• [Goal]:
Write out all the entries word for word, but skip any images.

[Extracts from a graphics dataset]
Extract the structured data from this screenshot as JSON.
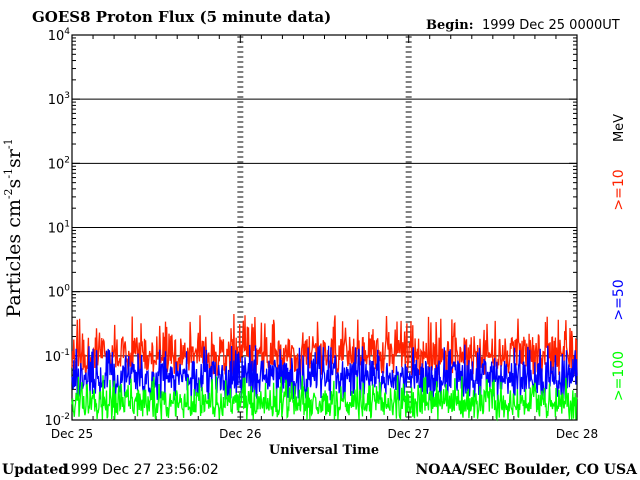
{
  "header": {
    "title": "GOES8 Proton Flux (5 minute data)",
    "begin_label": "Begin:",
    "begin_value": "1999 Dec 25 0000UT"
  },
  "footer": {
    "updated_label": "Updated",
    "updated_value": "1999 Dec 27 23:56:02",
    "credit": "NOAA/SEC Boulder, CO USA"
  },
  "chart_data": {
    "type": "line",
    "title": "GOES8 Proton Flux (5 minute data)",
    "xlabel": "Universal Time",
    "ylabel": "Particles cm-2 s-1 sr-1",
    "yscale": "log",
    "ylim": [
      0.01,
      10000
    ],
    "y_ticks": [
      {
        "base": "10",
        "exp": "-2"
      },
      {
        "base": "10",
        "exp": "-1"
      },
      {
        "base": "10",
        "exp": "0"
      },
      {
        "base": "10",
        "exp": "1"
      },
      {
        "base": "10",
        "exp": "2"
      },
      {
        "base": "10",
        "exp": "3"
      },
      {
        "base": "10",
        "exp": "4"
      }
    ],
    "x_ticks": [
      "Dec 25",
      "Dec 26",
      "Dec 27",
      "Dec 28"
    ],
    "xlim_days": [
      0,
      3
    ],
    "grid": true,
    "units_label": "MeV",
    "series": [
      {
        "name": ">=10",
        "color": "#ff2200",
        "typical_value": 0.12,
        "min": 0.05,
        "max": 0.45
      },
      {
        "name": ">=50",
        "color": "#0000ff",
        "typical_value": 0.05,
        "min": 0.02,
        "max": 0.15
      },
      {
        "name": ">=100",
        "color": "#00ff00",
        "typical_value": 0.02,
        "min": 0.01,
        "max": 0.05
      }
    ]
  }
}
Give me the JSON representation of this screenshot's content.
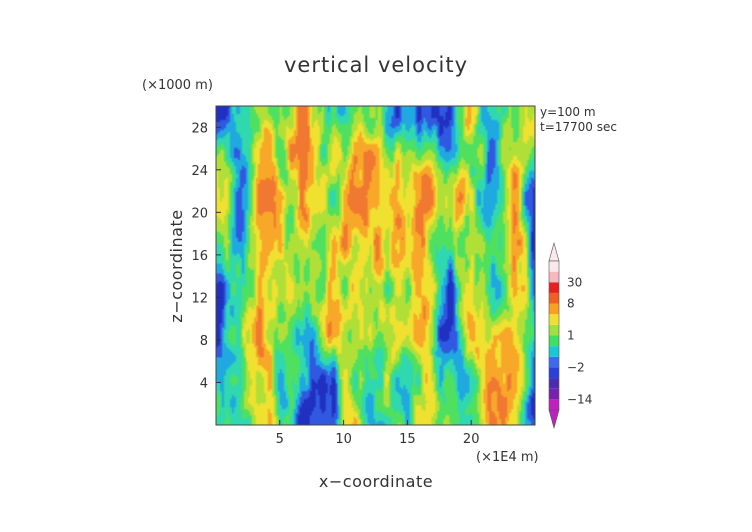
{
  "chart_data": {
    "type": "heatmap",
    "title": "vertical velocity",
    "xlabel": "x−coordinate",
    "ylabel": "z−coordinate",
    "x_unit": "(×1E4 m)",
    "y_unit": "(×1000 m)",
    "info_lines": [
      "y=100 m",
      "t=17700 sec"
    ],
    "x_ticks": [
      5,
      10,
      15,
      20
    ],
    "y_ticks": [
      4,
      8,
      12,
      16,
      20,
      24,
      28
    ],
    "xlim": [
      0,
      25
    ],
    "ylim": [
      0,
      30
    ],
    "colorbar": {
      "labels": [
        {
          "text": "30",
          "value": 30
        },
        {
          "text": "8",
          "value": 8
        },
        {
          "text": "1",
          "value": 1
        },
        {
          "text": "−2",
          "value": -2
        },
        {
          "text": "−14",
          "value": -14
        }
      ],
      "levels": [
        -30,
        -14,
        -8,
        -4,
        -2,
        -1,
        0,
        1,
        2,
        4,
        8,
        14,
        30
      ],
      "colors": [
        "#c020c0",
        "#7a20b0",
        "#4a2cb0",
        "#2a40d8",
        "#3a6cf0",
        "#18c8d8",
        "#40e060",
        "#a0e040",
        "#f0e030",
        "#f8a020",
        "#f06020",
        "#e82020",
        "#f8b8c0",
        "#fbe8ec"
      ]
    },
    "field_palette": [
      "#2030c0",
      "#3058e0",
      "#20a8e0",
      "#30d8b0",
      "#50e060",
      "#b0e038",
      "#f0e030",
      "#f8a828",
      "#f07830"
    ]
  }
}
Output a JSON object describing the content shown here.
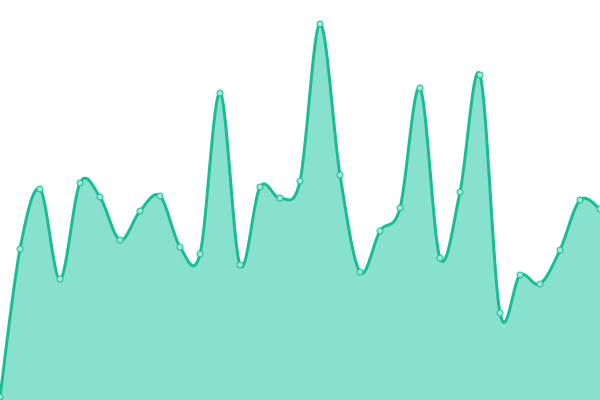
{
  "chart_data": {
    "type": "area",
    "x": [
      0,
      1,
      2,
      3,
      4,
      5,
      6,
      7,
      8,
      9,
      10,
      11,
      12,
      13,
      14,
      15,
      16,
      17,
      18,
      19,
      20,
      21,
      22,
      23,
      24,
      25,
      26,
      27,
      28,
      29,
      30
    ],
    "values": [
      3,
      151,
      211,
      121,
      217,
      203,
      160,
      189,
      204,
      153,
      146,
      307,
      135,
      213,
      202,
      219,
      376,
      225,
      128,
      169,
      192,
      312,
      142,
      208,
      325,
      87,
      125,
      116,
      150,
      200,
      191
    ],
    "ylim": [
      0,
      400
    ],
    "grid": false,
    "smooth": true,
    "colors": {
      "line": "#1dbb95",
      "fill": "#88e0cf",
      "marker_fill": "#9ee8d8"
    }
  }
}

• [Answer to this exercise]:
Extract the structured data from this screenshot as JSON.
{
  "header": {
    "title": "GOES8 Proton Flux (5 minute data)",
    "begin_label": "Begin:",
    "begin_value": "1999 Dec 25 0000UT"
  },
  "footer": {
    "updated_label": "Updated",
    "updated_value": "1999 Dec 27 23:56:02",
    "credit": "NOAA/SEC Boulder, CO USA"
  },
  "chart_data": {
    "type": "line",
    "title": "GOES8 Proton Flux (5 minute data)",
    "xlabel": "Universal Time",
    "ylabel": "Particles cm-2 s-1 sr-1",
    "yscale": "log",
    "ylim": [
      0.01,
      10000
    ],
    "y_ticks": [
      {
        "base": "10",
        "exp": "-2"
      },
      {
        "base": "10",
        "exp": "-1"
      },
      {
        "base": "10",
        "exp": "0"
      },
      {
        "base": "10",
        "exp": "1"
      },
      {
        "base": "10",
        "exp": "2"
      },
      {
        "base": "10",
        "exp": "3"
      },
      {
        "base": "10",
        "exp": "4"
      }
    ],
    "x_ticks": [
      "Dec 25",
      "Dec 26",
      "Dec 27",
      "Dec 28"
    ],
    "xlim_days": [
      0,
      3
    ],
    "grid": true,
    "units_label": "MeV",
    "series": [
      {
        "name": ">=10",
        "color": "#ff2200",
        "typical_value": 0.12,
        "min": 0.05,
        "max": 0.45
      },
      {
        "name": ">=50",
        "color": "#0000ff",
        "typical_value": 0.05,
        "min": 0.02,
        "max": 0.15
      },
      {
        "name": ">=100",
        "color": "#00ff00",
        "typical_value": 0.02,
        "min": 0.01,
        "max": 0.05
      }
    ]
  }
}
Give me the JSON representation of this screenshot's content.
{
  "chart_data": {
    "type": "heatmap",
    "title": "vertical velocity",
    "xlabel": "x−coordinate",
    "ylabel": "z−coordinate",
    "x_unit": "(×1E4 m)",
    "y_unit": "(×1000 m)",
    "info_lines": [
      "y=100 m",
      "t=17700 sec"
    ],
    "x_ticks": [
      5,
      10,
      15,
      20
    ],
    "y_ticks": [
      4,
      8,
      12,
      16,
      20,
      24,
      28
    ],
    "xlim": [
      0,
      25
    ],
    "ylim": [
      0,
      30
    ],
    "colorbar": {
      "labels": [
        {
          "text": "30",
          "value": 30
        },
        {
          "text": "8",
          "value": 8
        },
        {
          "text": "1",
          "value": 1
        },
        {
          "text": "−2",
          "value": -2
        },
        {
          "text": "−14",
          "value": -14
        }
      ],
      "levels": [
        -30,
        -14,
        -8,
        -4,
        -2,
        -1,
        0,
        1,
        2,
        4,
        8,
        14,
        30
      ],
      "colors": [
        "#c020c0",
        "#7a20b0",
        "#4a2cb0",
        "#2a40d8",
        "#3a6cf0",
        "#18c8d8",
        "#40e060",
        "#a0e040",
        "#f0e030",
        "#f8a020",
        "#f06020",
        "#e82020",
        "#f8b8c0",
        "#fbe8ec"
      ]
    },
    "field_palette": [
      "#2030c0",
      "#3058e0",
      "#20a8e0",
      "#30d8b0",
      "#50e060",
      "#b0e038",
      "#f0e030",
      "#f8a828",
      "#f07830"
    ]
  }
}
Output a JSON object describing the content shown here.
{
  "chart_data": {
    "type": "area",
    "x": [
      0,
      1,
      2,
      3,
      4,
      5,
      6,
      7,
      8,
      9,
      10,
      11,
      12,
      13,
      14,
      15,
      16,
      17,
      18,
      19,
      20,
      21,
      22,
      23,
      24,
      25,
      26,
      27,
      28,
      29,
      30
    ],
    "values": [
      3,
      151,
      211,
      121,
      217,
      203,
      160,
      189,
      204,
      153,
      146,
      307,
      135,
      213,
      202,
      219,
      376,
      225,
      128,
      169,
      192,
      312,
      142,
      208,
      325,
      87,
      125,
      116,
      150,
      200,
      191
    ],
    "ylim": [
      0,
      400
    ],
    "grid": false,
    "smooth": true,
    "colors": {
      "line": "#1dbb95",
      "fill": "#88e0cf",
      "marker_fill": "#9ee8d8"
    }
  }
}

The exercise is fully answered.